Exercise:
Output every line below exactly.

**** Recorded data ****

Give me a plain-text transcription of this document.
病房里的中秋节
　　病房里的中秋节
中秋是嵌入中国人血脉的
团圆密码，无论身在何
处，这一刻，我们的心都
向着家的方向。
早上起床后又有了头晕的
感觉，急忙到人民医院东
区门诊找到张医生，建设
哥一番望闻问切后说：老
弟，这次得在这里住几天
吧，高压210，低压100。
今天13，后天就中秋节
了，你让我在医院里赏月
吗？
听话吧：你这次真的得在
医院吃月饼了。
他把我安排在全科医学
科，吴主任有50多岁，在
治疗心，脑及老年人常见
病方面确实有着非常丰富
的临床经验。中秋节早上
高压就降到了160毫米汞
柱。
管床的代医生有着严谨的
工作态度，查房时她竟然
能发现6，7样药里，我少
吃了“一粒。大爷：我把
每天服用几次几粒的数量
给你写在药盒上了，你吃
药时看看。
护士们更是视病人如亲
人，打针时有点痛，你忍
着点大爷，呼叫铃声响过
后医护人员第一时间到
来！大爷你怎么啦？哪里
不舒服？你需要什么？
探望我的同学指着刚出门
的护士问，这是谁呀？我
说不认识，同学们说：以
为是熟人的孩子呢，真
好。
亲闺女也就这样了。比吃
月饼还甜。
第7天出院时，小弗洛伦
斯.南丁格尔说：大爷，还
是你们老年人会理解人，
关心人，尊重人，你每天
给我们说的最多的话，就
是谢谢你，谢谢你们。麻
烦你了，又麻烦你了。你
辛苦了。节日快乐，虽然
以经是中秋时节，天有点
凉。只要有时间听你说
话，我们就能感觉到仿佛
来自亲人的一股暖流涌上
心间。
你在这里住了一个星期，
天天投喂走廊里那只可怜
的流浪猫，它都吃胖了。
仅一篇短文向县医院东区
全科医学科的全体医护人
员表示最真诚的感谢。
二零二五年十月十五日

****

Result of the task:
Give me a plain-text transcription of this document.
病房里的中秋节
　　病房里的中秋节
中秋是嵌入中国人血脉的
团圆密码，无论身在何
处，这一刻，我们的心都
向着家的方向。
早上起床后又有了头晕的
感觉，急忙到人民医院东
区门诊找到张医生，建设
哥一番望闻问切后说：老
弟，这次得在这里住几天
吧，高压210，低压100。
今天13，后天就中秋节
了，你让我在医院里赏月
吗？
听话吧：你这次真的得在
医院吃月饼了。
他把我安排在全科医学
科，吴主任有50多岁，在
治疗心，脑及老年人常见
病方面确实有着非常丰富
的临床经验。中秋节早上
高压就降到了160毫米汞
柱。
管床的代医生有着严谨的
工作态度，查房时她竟然
能发现6，7样药里，我少
吃了“一粒。大爷：我把
每天服用几次几粒的数量
给你写在药盒上了，你吃
药时看看。
护士们更是视病人如亲
人，打针时有点痛，你忍
着点大爷，呼叫铃声响过
后医护人员第一时间到
来！大爷你怎么啦？哪里
不舒服？你需要什么？
探望我的同学指着刚出门
的护士问，这是谁呀？我
说不认识，同学们说：以
为是熟人的孩子呢，真
好。
亲闺女也就这样了。比吃
月饼还甜。
第7天出院时，小弗洛伦
斯.南丁格尔说：大爷，还
是你们老年人会理解人，
关心人，尊重人，你每天
给我们说的最多的话，就
是谢谢你，谢谢你们。麻
烦你了，又麻烦你了。你
辛苦了。节日快乐，虽然
以经是中秋时节，天有点
凉。只要有时间听你说
话，我们就能感觉到仿佛
来自亲人的一股暖流涌上
心间。
你在这里住了一个星期，
天天投喂走廊里那只可怜
的流浪猫，它都吃胖了。
仅一篇短文向县医院东区
全科医学科的全体医护人
员表示最真诚的感谢。
二零二五年十月十五日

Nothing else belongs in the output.